TV SPIELFILM: Hätten Sie nach einem vergleichsweise kleinen Projekt wie diesem wieder Lust auf Blockbuster wie "Fluch der Karibik"?

KEIRA KNIGHTLEY
Ich war tatsächlich froh, mich von solchen Mammutprojekten zu verabschieden. Ich habe fünf Jahre meines Lebens in "Fluch der Karibik" investiert, deshalb hatte ich so große Lust auf diesen Film.

Sie haben im Vorfeld gesagt, Tolstoi habe seine Romanfigur Anna Karenina wirklich gehasst. Wie kommen Sie darauf?

KEIRA KNIGHTLEY
Tolstoi hat Anna auf jeden Fall als sehr vielschichtige und kontroverse Figur angelegt. Vor den Arbeiten zum Film habe ich den Roman noch einmal gelesen, um die verschiedenen Schichten zu verstehen, aber ich glaube, dass er sie nicht wirklich erfasst. Tolstoi hat den Blickwinkel eines Außenstehenden und richtet über sie.

Konnten Sie das mit Ihrer Darstellung vielleicht ein wenig korrigieren?

KEIRA KNIGHTLEY
Ich habe es versucht. Anna Karenina ist eine Frau, die ihrer Umwelt unglaublich viel abverlangt. Doch ihre Bedürftigkeit ist etwas sehr Menschliches und erst mal nicht verwerflich. Sie zu spielen machte mich ihr gegenüber etwas nachsichtiger.
Wie kann man das verstehen?

KEIRA KNIGHTLEY
Na ja, sie ist einsam, eifersüchtig und auch manipulativ, aber das bin ich auch manchmal. Mitgefühl für jemanden aufzubringen, der trauert, ist einfach. Bei Anna ist das schwieriger.

Als Anna Karenina innerhalb der Gesellschaft in Ungnade fällt, wird sie gemieden und wie eine Aussätzige behandelt. Das erinnert ein wenig an einen gefeierten Hollywood-Star, der in Ungnade fällt.

KEIRA KNIGHTLEY
Das stimmt, da gibt es Parallelen. Wenn sich jemand nicht so verhält, wie die Gesellschaft es erwartet, ist er unten durch. Aber das Konzept lässt sich nicht nur auf Hollywood übertragen. Ein Kind, das auf dem Spielplatz nicht die richtigen Klamotten trägt, wird ausgegrenzt. Mobbing im Büro ist auch ein Beispiel für einen Mikrokosmos, in dem dieses Phänomen zu finden ist. Ich sympathisiere mit Anna Karenina nicht, weil sie wie ich im Rampenlicht steht, sondern weil sie gegen ein universelles Gesetz kämpft: Menschen richten über andere Menschen und sind böse zueinander.

• [ANWEISUNGEN]
**A)** Schreibe aus dem Textauszug die Stelle zwischen „TV SPIELFILM: Hätten“ und „kommen Sie darauf?“ wörtlich ab, beide Stellen eingeschlossen.
**B)** Übertrage diesen Satz aus dem Textauszug ins Englische: „Ich sympathisiere mit Anna Karenina nicht, weil sie wie ich im Rampenlicht steht, sondern weil sie gegen ein universelles Gesetz kämpft: Menschen richten über andere Menschen und sind böse zueinander.“

• [VERFÜGBARE DATEN]
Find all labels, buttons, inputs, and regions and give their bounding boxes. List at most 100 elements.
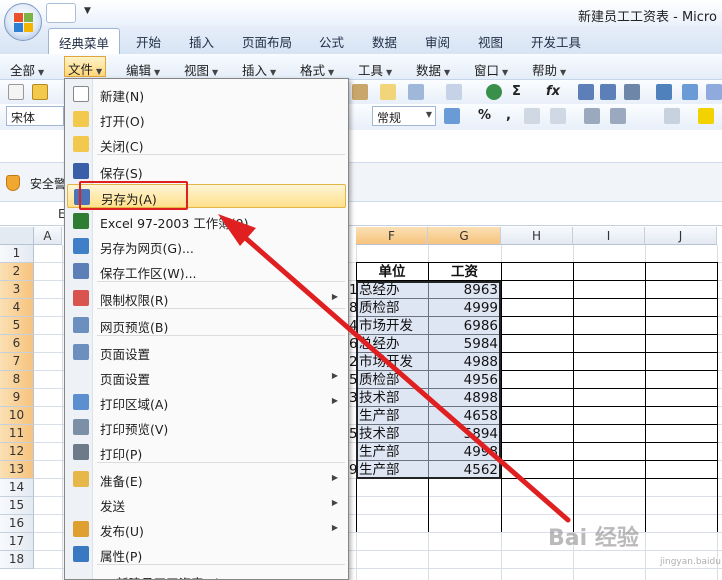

• [ANTWORTEN]
**A)**
TV SPIELFILM: Hätten Sie nach einem vergleichsweise kleinen Projekt wie diesem wieder Lust auf Blockbuster wie "Fluch der Karibik"?

KEIRA KNIGHTLEY
Ich war tatsächlich froh, mich von solchen Mammutprojekten zu verabschieden. Ich habe fünf Jahre meines Lebens in "Fluch der Karibik" investiert, deshalb hatte ich so große Lust auf diesen Film.

Sie haben im Vorfeld gesagt, Tolstoi habe seine Romanfigur Anna Karenina wirklich gehasst. Wie kommen Sie darauf?

**B)** I sympathize with Anna Karenina not because, like me, she is in the spotlight, but because she is fighting against a universal law: people judge other people and are cruel to one another.